## start Information given

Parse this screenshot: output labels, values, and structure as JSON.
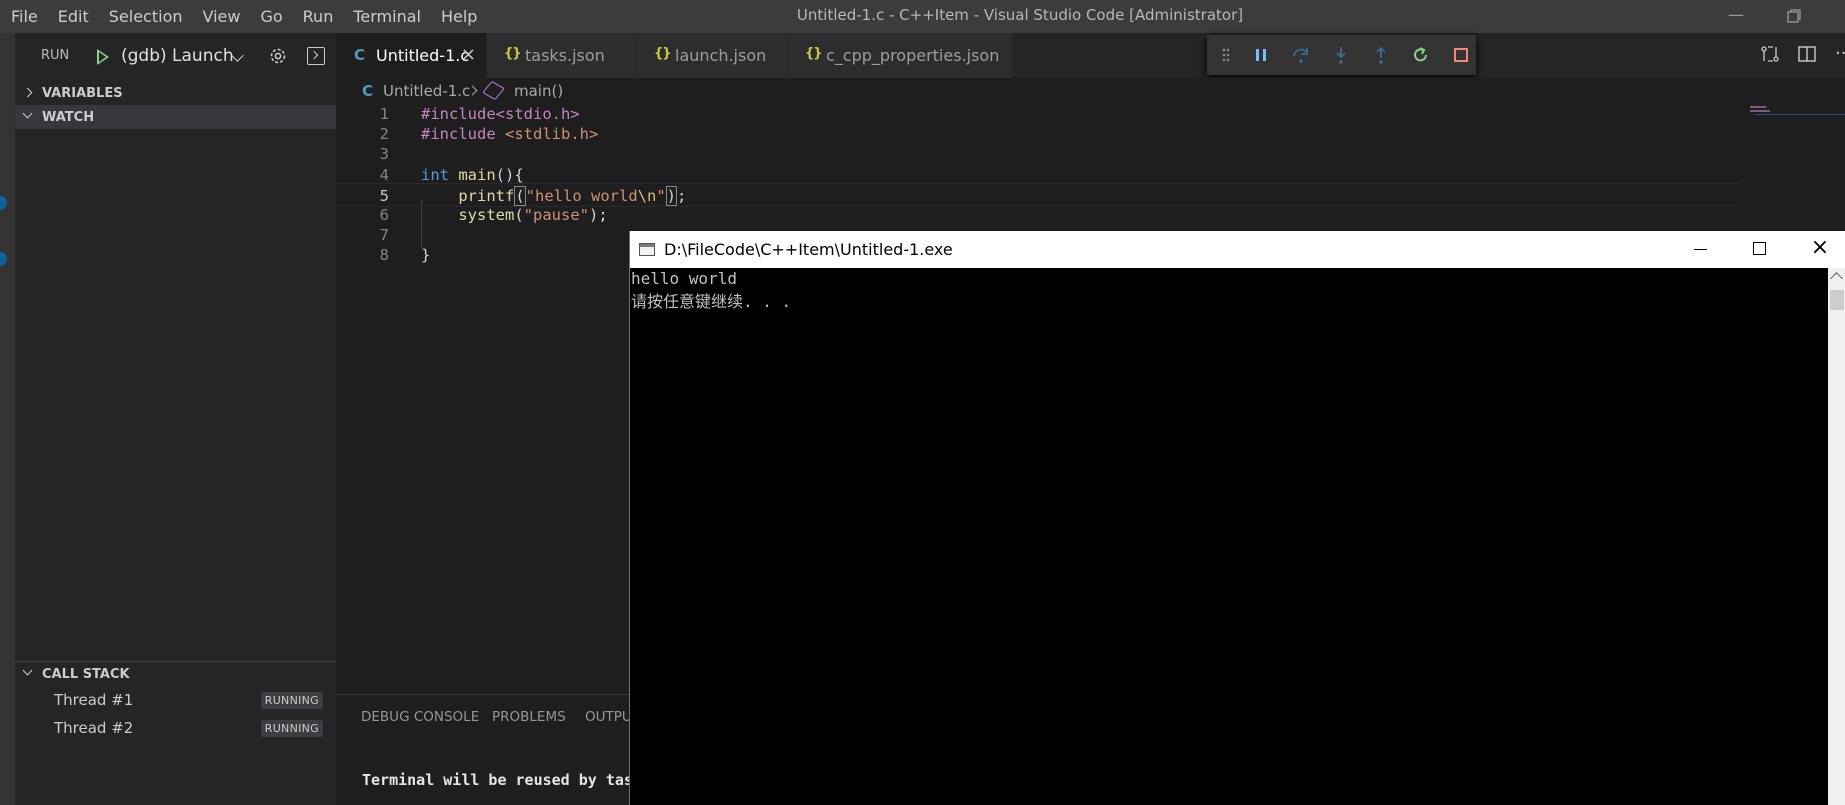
{
  "titlebar": {
    "menu": [
      "File",
      "Edit",
      "Selection",
      "View",
      "Go",
      "Run",
      "Terminal",
      "Help"
    ],
    "title": "Untitled-1.c - C++Item - Visual Studio Code [Administrator]"
  },
  "sidebar": {
    "run_label": "RUN",
    "launch_config": "(gdb) Launch",
    "variables_header": "VARIABLES",
    "watch_header": "WATCH",
    "callstack_header": "CALL STACK",
    "threads": [
      {
        "name": "Thread #1",
        "status": "RUNNING"
      },
      {
        "name": "Thread #2",
        "status": "RUNNING"
      }
    ]
  },
  "tabs": [
    {
      "label": "Untitled-1.c",
      "icon": "C"
    },
    {
      "label": "tasks.json",
      "icon": "{}"
    },
    {
      "label": "launch.json",
      "icon": "{}"
    },
    {
      "label": "c_cpp_properties.json",
      "icon": "{}"
    }
  ],
  "breadcrumbs": {
    "file": "Untitled-1.c",
    "symbol": "main()"
  },
  "editor": {
    "line_numbers": [
      "1",
      "2",
      "3",
      "4",
      "5",
      "6",
      "7",
      "8"
    ],
    "lines": [
      [
        {
          "t": "#include<stdio.h>",
          "c": "kw-pre"
        }
      ],
      [
        {
          "t": "#include ",
          "c": "kw-pre"
        },
        {
          "t": "<stdlib.h>",
          "c": "kw-str"
        }
      ],
      [],
      [
        {
          "t": "int",
          "c": "kw-type"
        },
        {
          "t": " ",
          "c": ""
        },
        {
          "t": "main",
          "c": "kw-fn"
        },
        {
          "t": "(){",
          "c": ""
        }
      ],
      [
        {
          "t": "    ",
          "c": ""
        },
        {
          "t": "printf",
          "c": "kw-fn"
        },
        {
          "t": "(",
          "c": "bracket-box"
        },
        {
          "t": "\"hello world",
          "c": "kw-str"
        },
        {
          "t": "\\n",
          "c": "kw-esc"
        },
        {
          "t": "\"",
          "c": "kw-str"
        },
        {
          "t": ")",
          "c": "bracket-box"
        },
        {
          "t": ";",
          "c": ""
        }
      ],
      [
        {
          "t": "    ",
          "c": ""
        },
        {
          "t": "system",
          "c": "kw-fn"
        },
        {
          "t": "(",
          "c": ""
        },
        {
          "t": "\"pause\"",
          "c": "kw-str"
        },
        {
          "t": ");",
          "c": ""
        }
      ],
      [],
      [
        {
          "t": "}",
          "c": ""
        }
      ]
    ]
  },
  "panel": {
    "tabs": [
      "DEBUG CONSOLE",
      "PROBLEMS",
      "OUTPU"
    ],
    "terminal_text": "Terminal will be reused by tas"
  },
  "console_window": {
    "title": "D:\\FileCode\\C++Item\\Untitled-1.exe",
    "output": [
      "hello world",
      "请按任意键继续. . ."
    ]
  },
  "colors": {
    "accent": "#0e639c",
    "debug_continue": "#75beff",
    "debug_restart": "#89d185",
    "debug_stop": "#f48771"
  }
}
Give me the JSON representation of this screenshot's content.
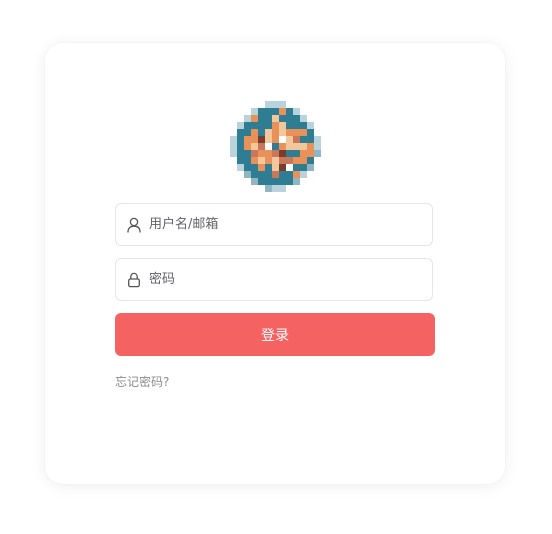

## end Information given

Task requirements => Copy all lines from the material that contain "this".

Correct result =>
Parse this screenshot: output labels, values, and structure as JSON.
Give me the JSON representation of this screenshot's content.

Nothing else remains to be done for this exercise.